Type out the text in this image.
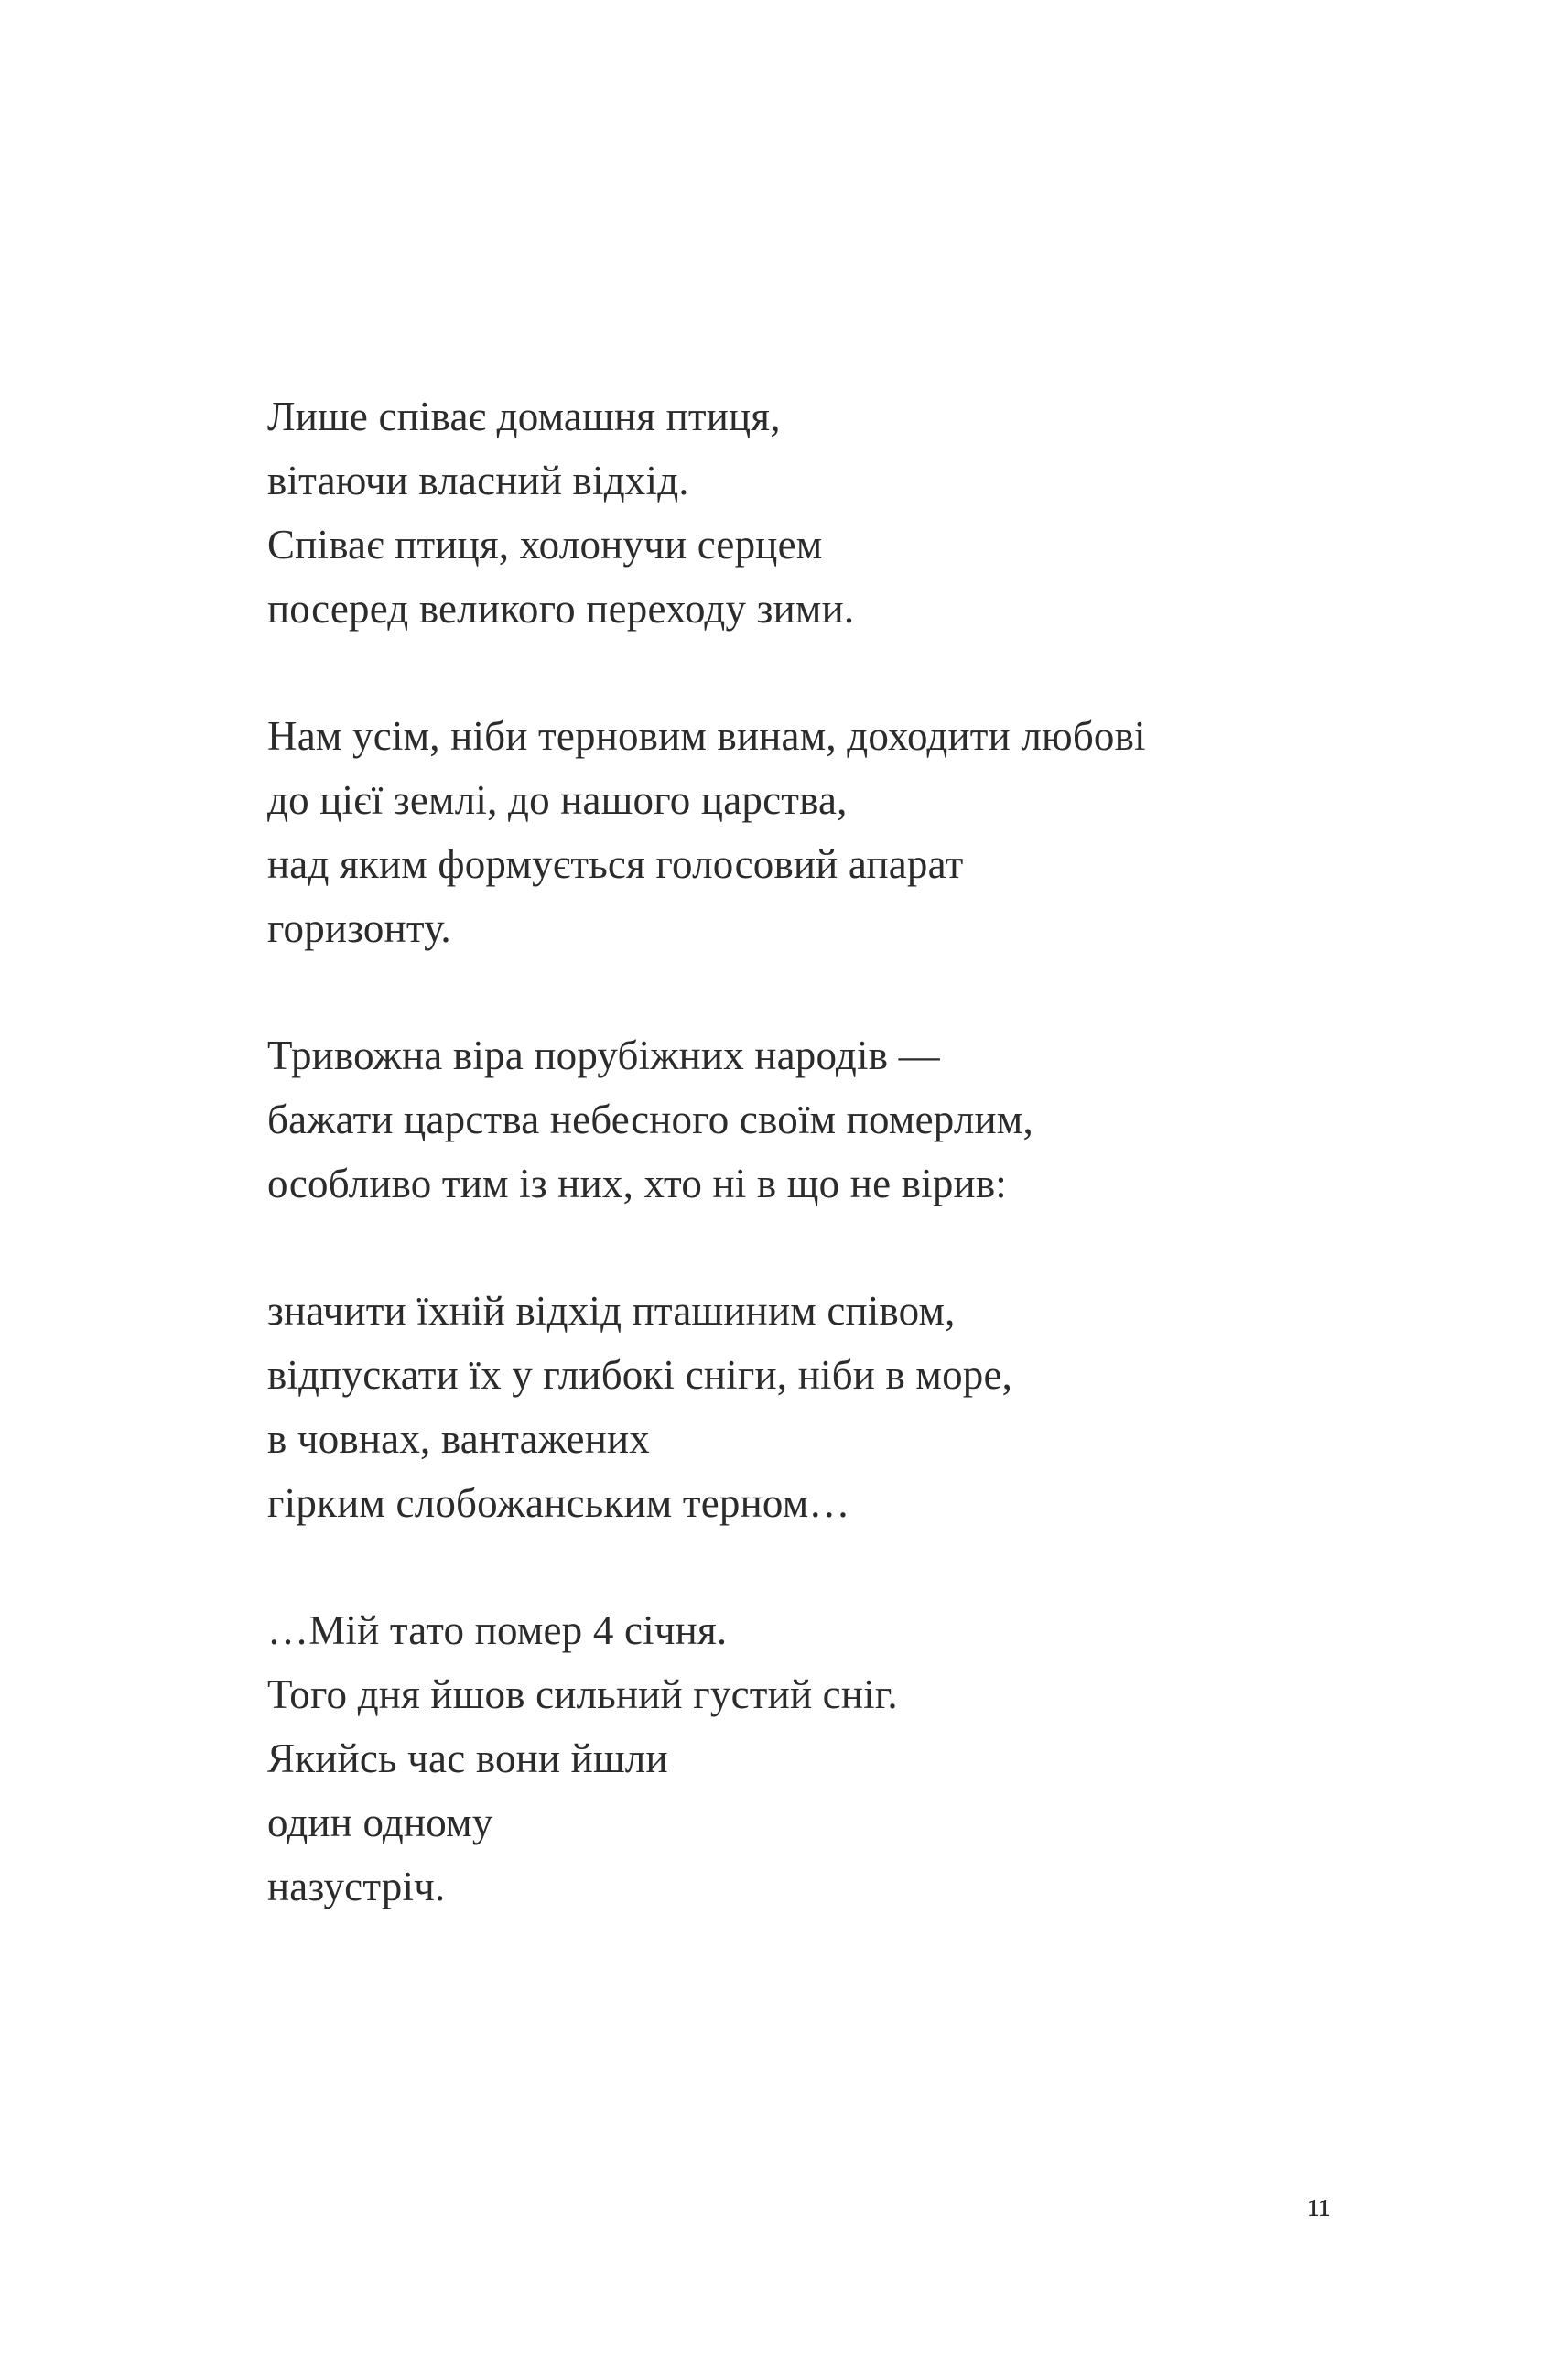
Лише співає домашня птиця,
вітаючи власний відхід.
Співає птиця, холонучи серцем
посеред великого переходу зими.
Нам усім, ніби терновим винам, доходити любові
до цієї землі, до нашого царства,
над яким формується голосовий апарат
горизонту.
Тривожна віра порубіжних народів —
бажати царства небесного своїм померлим,
особливо тим із них, хто ні в що не вірив:
значити їхній відхід пташиним співом,
відпускати їх у глибокі сніги, ніби в море,
в човнах, вантажених
гірким слобожанським терном…
…Мій тато помер 4 січня.
Того дня йшов сильний густий сніг.
Якийсь час вони йшли
один одному
назустріч.
11
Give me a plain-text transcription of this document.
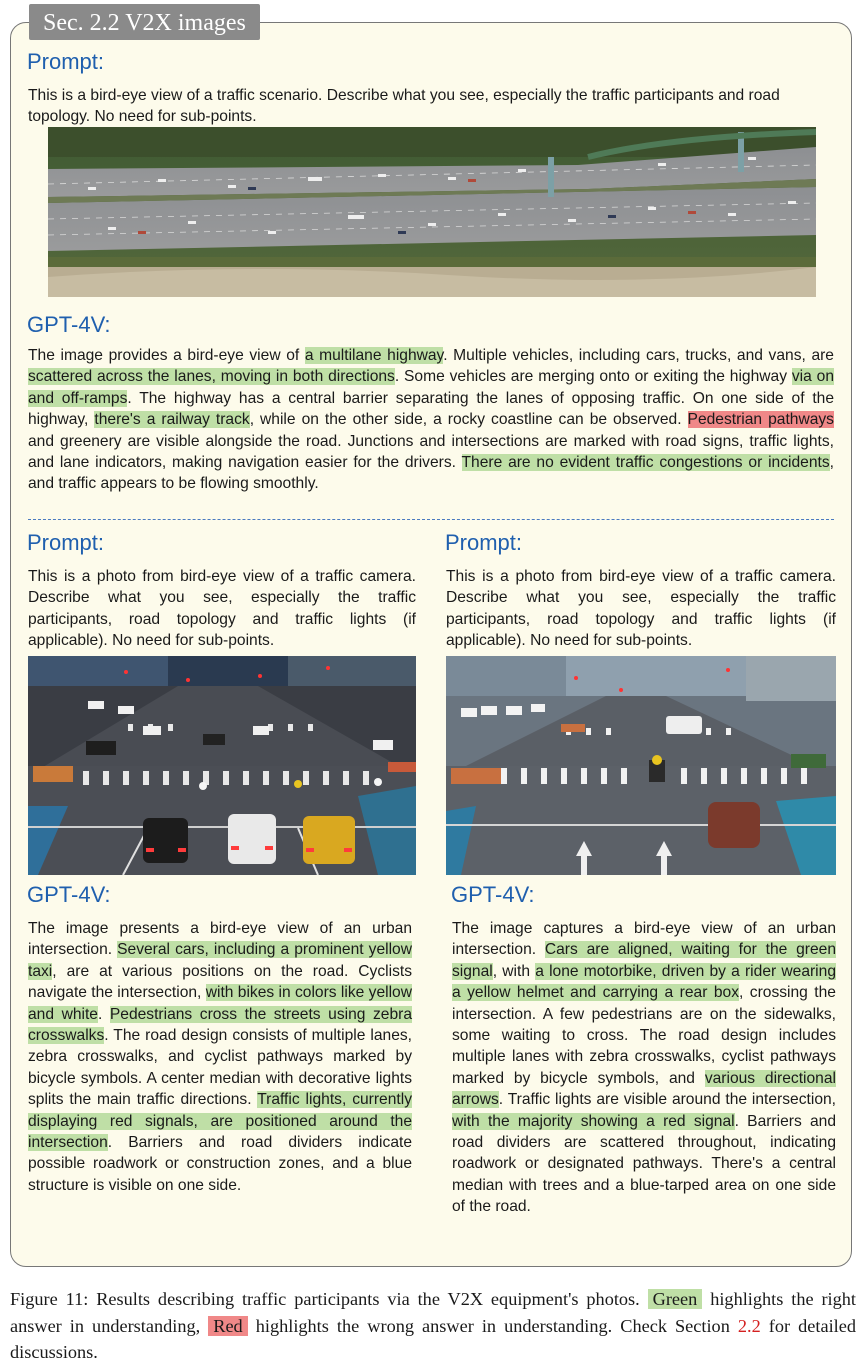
Sec. 2.2 V2X images
Prompt:

This is a bird-eye view of a traffic scenario. Describe what you see, especially the traffic participants and road topology. No need for sub-points.

GPT-4V:

The image provides a bird-eye view of a multilane highway. Multiple vehicles, including cars, trucks, and vans, are scattered across the lanes, moving in both directions. Some vehicles are merging onto or exiting the highway via on and off-ramps. The highway has a central barrier separating the lanes of opposing traffic. On one side of the highway, there's a railway track, while on the other side, a rocky coastline can be observed. Pedestrian pathways and greenery are visible alongside the road. Junctions and intersections are marked with road signs, traffic lights, and lane indicators, making navigation easier for the drivers. There are no evident traffic congestions or incidents, and traffic appears to be flowing smoothly.

Prompt:

This is a photo from bird-eye view of a traffic camera. Describe what you see, especially the traffic participants, road topology and traffic lights (if applicable). No need for sub-points.

GPT-4V:

The image presents a bird-eye view of an urban intersection. Several cars, including a prominent yellow taxi, are at various positions on the road. Cyclists navigate the intersection, with bikes in colors like yellow and white. Pedestrians cross the streets using zebra crosswalks. The road design consists of multiple lanes, zebra crosswalks, and cyclist pathways marked by bicycle symbols. A center median with decorative lights splits the main traffic directions. Traffic lights, currently displaying red signals, are positioned around the intersection. Barriers and road dividers indicate possible roadwork or construction zones, and a blue structure is visible on one side.

Prompt:

This is a photo from bird-eye view of a traffic camera. Describe what you see, especially the traffic participants, road topology and traffic lights (if applicable). No need for sub-points.

GPT-4V:

The image captures a bird-eye view of an urban intersection. Cars are aligned, waiting for the green signal, with a lone motorbike, driven by a rider wearing a yellow helmet and carrying a rear box, crossing the intersection. A few pedestrians are on the sidewalks, some waiting to cross. The road design includes multiple lanes with zebra crosswalks, cyclist pathways marked by bicycle symbols, and various directional arrows. Traffic lights are visible around the intersection, with the majority showing a red signal. Barriers and road dividers are scattered throughout, indicating roadwork or designated pathways. There's a central median with trees and a blue-tarped area on one side of the road.

Figure 11: Results describing traffic participants via the V2X equipment's photos. Green highlights the right answer in understanding, Red highlights the wrong answer in understanding. Check Section 2.2 for detailed discussions.
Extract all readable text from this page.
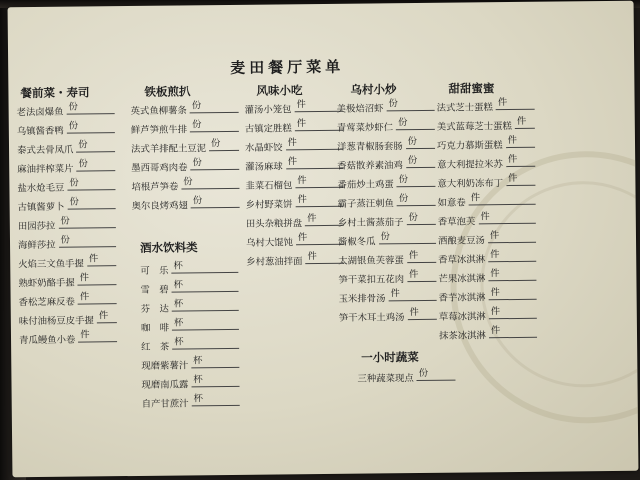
麦田餐厅菜单
餐前菜・寿司	铁板煎扒	风味小吃	乌村小炒	甜甜蜜蜜
酒水饮料类
一小时蔬菜
老法卤爆鱼 份
乌镇酱香鸭 份
泰式去骨凤爪 份
麻油拌榨菜片 份
盐水炝毛豆 份
古镇酱萝卜 份
田园莎拉 份
海鲜莎拉 份
火焰三文鱼手握 件
熟虾奶酪手握 件
香松芝麻反卷 件
味付油杨豆皮手握 件
青瓜鳗鱼小卷 件
英式鱼柳薯条 份
鲜芦笋煎牛排 份
法式羊排配土豆泥 份
墨西哥鸡肉卷 份
培根芦笋卷 份
奥尔良烤鸡翅 份
可　乐 杯
雪　碧 杯
芬　达 杯
咖　啡 杯
红　茶 杯
现磨紫薯汁 杯
现磨南瓜露 杯
自产甘蔗汁 杯
灌汤小笼包 件
古镇定胜糕 件
水晶虾饺 件
灌汤麻球 件
韭菜石榴包 件
乡村野菜饼 件
田头杂粮拼盘 件
乌村大馄饨 件
乡村葱油拌面 件
美极焙沼虾 份
青莺菜炒虾仁 份
洋葱青椒肠套肠 份
香菇散养素油鸡 份
番茄炒土鸡蛋 份
霸子蒸汪刺鱼 份
乡村土酱蒸茄子 份
酱椒冬瓜 份
太湖银鱼芙蓉蛋 件
笋干菜扣五花肉 件
玉米排骨汤 件
笋干木耳土鸡汤 件
法式芝士蛋糕 件
美式蓝莓芝士蛋糕 件
巧克力慕斯蛋糕 件
意大利提拉米苏 件
意大利奶冻布丁 件
如意卷 件
香草泡芙 件
酒酿麦豆汤 件
香草冰淇淋 件
芒果冰淇淋 件
香芋冰淇淋 件
草莓冰淇淋 件
抹茶冰淇淋 件
三种蔬菜现点 份
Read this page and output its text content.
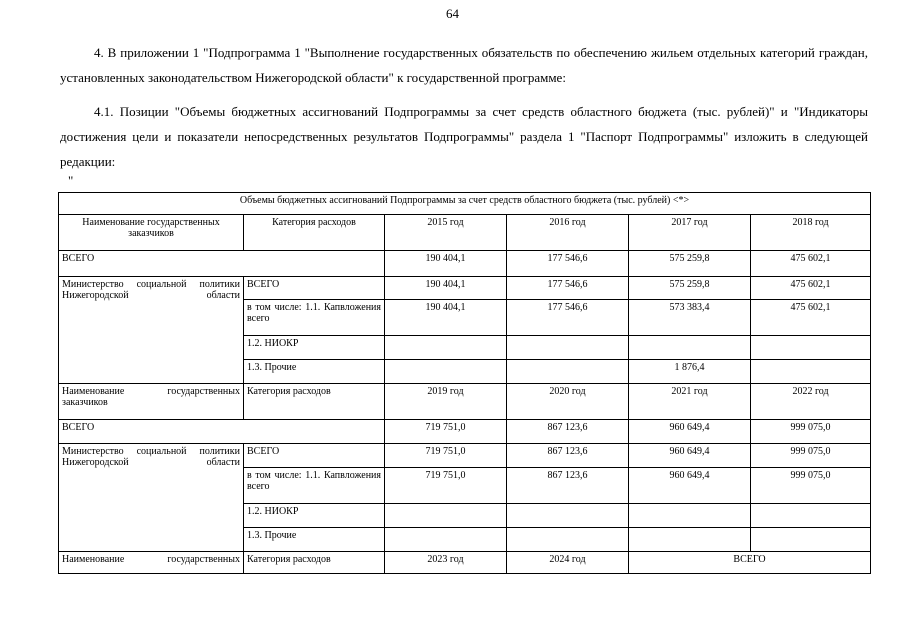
64
4. В приложении 1 "Подпрограмма 1 "Выполнение государственных обязательств по обеспечению жильем отдельных категорий граждан, установленных законодательством Нижегородской области" к государственной программе:
4.1. Позиции "Объемы бюджетных ассигнований Подпрограммы за счет средств областного бюджета (тыс. рублей)" и "Индикаторы достижения цели и показатели непосредственных результатов Подпрограммы" раздела 1 "Паспорт Подпрограммы" изложить в следующей редакции:
"
Объемы бюджетных ассигнований Подпрограммы за счет средств областного бюджета (тыс. рублей) <*>					
Наименование государственных заказчиков	Категория расходов	2015 год	2016 год	2017 год	2018 год
ВСЕГО		190 404,1	177 546,6	575 259,8	475 602,1
Министерство социальной политики Нижегородской области	ВСЕГО	190 404,1	177 546,6	575 259,8	475 602,1
	в том числе: 1.1. Капвложения всего	190 404,1	177 546,6	573 383,4	475 602,1
	1.2. НИОКР				
	1.3. Прочие			1 876,4	
Наименование государственных заказчиков	Категория расходов	2019 год	2020 год	2021 год	2022 год
ВСЕГО		719 751,0	867 123,6	960 649,4	999 075,0
Министерство социальной политики Нижегородской области	ВСЕГО	719 751,0	867 123,6	960 649,4	999 075,0
	в том числе: 1.1. Капвложения всего	719 751,0	867 123,6	960 649,4	999 075,0
	1.2. НИОКР				
	1.3. Прочие				
Наименование государственных	Категория расходов	2023 год	2024 год	ВСЕГО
**********
◆ **What is being asked**
Write out each entry exactly as given, omitting any picture.

◆ **Result of the exercise**
Type out the text in this image.
Лише співає домашня птиця,
вітаючи власний відхід.
Співає птиця, холонучи серцем
посеред великого переходу зими.
Нам усім, ніби терновим винам, доходити любові
до цієї землі, до нашого царства,
над яким формується голосовий апарат
горизонту.
Тривожна віра порубіжних народів —
бажати царства небесного своїм померлим,
особливо тим із них, хто ні в що не вірив:
значити їхній відхід пташиним співом,
відпускати їх у глибокі сніги, ніби в море,
в човнах, вантажених
гірким слобожанським терном…
…Мій тато помер 4 січня.
Того дня йшов сильний густий сніг.
Якийсь час вони йшли
один одному
назустріч.
11
Give me a plain-text transcription of this document.
Sec. 2.2 V2X images
Prompt:

This is a bird-eye view of a traffic scenario. Describe what you see, especially the traffic participants and road topology. No need for sub-points.

GPT-4V:

The image provides a bird-eye view of a multilane highway. Multiple vehicles, including cars, trucks, and vans, are scattered across the lanes, moving in both directions. Some vehicles are merging onto or exiting the highway via on and off-ramps. The highway has a central barrier separating the lanes of opposing traffic. On one side of the highway, there's a railway track, while on the other side, a rocky coastline can be observed. Pedestrian pathways and greenery are visible alongside the road. Junctions and intersections are marked with road signs, traffic lights, and lane indicators, making navigation easier for the drivers. There are no evident traffic congestions or incidents, and traffic appears to be flowing smoothly.

Prompt:

This is a photo from bird-eye view of a traffic camera. Describe what you see, especially the traffic participants, road topology and traffic lights (if applicable). No need for sub-points.

GPT-4V:

The image presents a bird-eye view of an urban intersection. Several cars, including a prominent yellow taxi, are at various positions on the road. Cyclists navigate the intersection, with bikes in colors like yellow and white. Pedestrians cross the streets using zebra crosswalks. The road design consists of multiple lanes, zebra crosswalks, and cyclist pathways marked by bicycle symbols. A center median with decorative lights splits the main traffic directions. Traffic lights, currently displaying red signals, are positioned around the intersection. Barriers and road dividers indicate possible roadwork or construction zones, and a blue structure is visible on one side.

Prompt:

This is a photo from bird-eye view of a traffic camera. Describe what you see, especially the traffic participants, road topology and traffic lights (if applicable). No need for sub-points.

GPT-4V:

The image captures a bird-eye view of an urban intersection. Cars are aligned, waiting for the green signal, with a lone motorbike, driven by a rider wearing a yellow helmet and carrying a rear box, crossing the intersection. A few pedestrians are on the sidewalks, some waiting to cross. The road design includes multiple lanes with zebra crosswalks, cyclist pathways marked by bicycle symbols, and various directional arrows. Traffic lights are visible around the intersection, with the majority showing a red signal. Barriers and road dividers are scattered throughout, indicating roadwork or designated pathways. There's a central median with trees and a blue-tarped area on one side of the road.

Figure 11: Results describing traffic participants via the V2X equipment's photos. Green highlights the right answer in understanding, Red highlights the wrong answer in understanding. Check Section 2.2 for detailed discussions.
Extract all readable text from this page.
麦田餐厅菜单
餐前菜・寿司	铁板煎扒	风味小吃	乌村小炒	甜甜蜜蜜
酒水饮料类
一小时蔬菜
老法卤爆鱼 份
乌镇酱香鸭 份
泰式去骨凤爪 份
麻油拌榨菜片 份
盐水炝毛豆 份
古镇酱萝卜 份
田园莎拉 份
海鲜莎拉 份
火焰三文鱼手握 件
熟虾奶酪手握 件
香松芝麻反卷 件
味付油杨豆皮手握 件
青瓜鳗鱼小卷 件
英式鱼柳薯条 份
鲜芦笋煎牛排 份
法式羊排配土豆泥 份
墨西哥鸡肉卷 份
培根芦笋卷 份
奥尔良烤鸡翅 份
可　乐 杯
雪　碧 杯
芬　达 杯
咖　啡 杯
红　茶 杯
现磨紫薯汁 杯
现磨南瓜露 杯
自产甘蔗汁 杯
灌汤小笼包 件
古镇定胜糕 件
水晶虾饺 件
灌汤麻球 件
韭菜石榴包 件
乡村野菜饼 件
田头杂粮拼盘 件
乌村大馄饨 件
乡村葱油拌面 件
美极焙沼虾 份
青莺菜炒虾仁 份
洋葱青椒肠套肠 份
香菇散养素油鸡 份
番茄炒土鸡蛋 份
霸子蒸汪刺鱼 份
乡村土酱蒸茄子 份
酱椒冬瓜 份
太湖银鱼芙蓉蛋 件
笋干菜扣五花肉 件
玉米排骨汤 件
笋干木耳土鸡汤 件
法式芝士蛋糕 件
美式蓝莓芝士蛋糕 件
巧克力慕斯蛋糕 件
意大利提拉米苏 件
意大利奶冻布丁 件
如意卷 件
香草泡芙 件
酒酿麦豆汤 件
香草冰淇淋 件
芒果冰淇淋 件
香芋冰淇淋 件
草莓冰淇淋 件
抹茶冰淇淋 件
三种蔬菜现点 份
Read this page and output its text content.
64
4. В приложении 1 "Подпрограмма 1 "Выполнение государственных обязательств по обеспечению жильем отдельных категорий граждан, установленных законодательством Нижегородской области" к государственной программе:
4.1. Позиции "Объемы бюджетных ассигнований Подпрограммы за счет средств областного бюджета (тыс. рублей)" и "Индикаторы достижения цели и показатели непосредственных результатов Подпрограммы" раздела 1 "Паспорт Подпрограммы" изложить в следующей редакции:
"
Объемы бюджетных ассигнований Подпрограммы за счет средств областного бюджета (тыс. рублей) <*>					
Наименование государственных заказчиков	Категория расходов	2015 год	2016 год	2017 год	2018 год
ВСЕГО		190 404,1	177 546,6	575 259,8	475 602,1
Министерство социальной политики Нижегородской области	ВСЕГО	190 404,1	177 546,6	575 259,8	475 602,1
	в том числе: 1.1. Капвложения всего	190 404,1	177 546,6	573 383,4	475 602,1
	1.2. НИОКР				
	1.3. Прочие			1 876,4	
Наименование государственных заказчиков	Категория расходов	2019 год	2020 год	2021 год	2022 год
ВСЕГО		719 751,0	867 123,6	960 649,4	999 075,0
Министерство социальной политики Нижегородской области	ВСЕГО	719 751,0	867 123,6	960 649,4	999 075,0
	в том числе: 1.1. Капвложения всего	719 751,0	867 123,6	960 649,4	999 075,0
	1.2. НИОКР				
	1.3. Прочие				
Наименование государственных	Категория расходов	2023 год	2024 год	ВСЕГО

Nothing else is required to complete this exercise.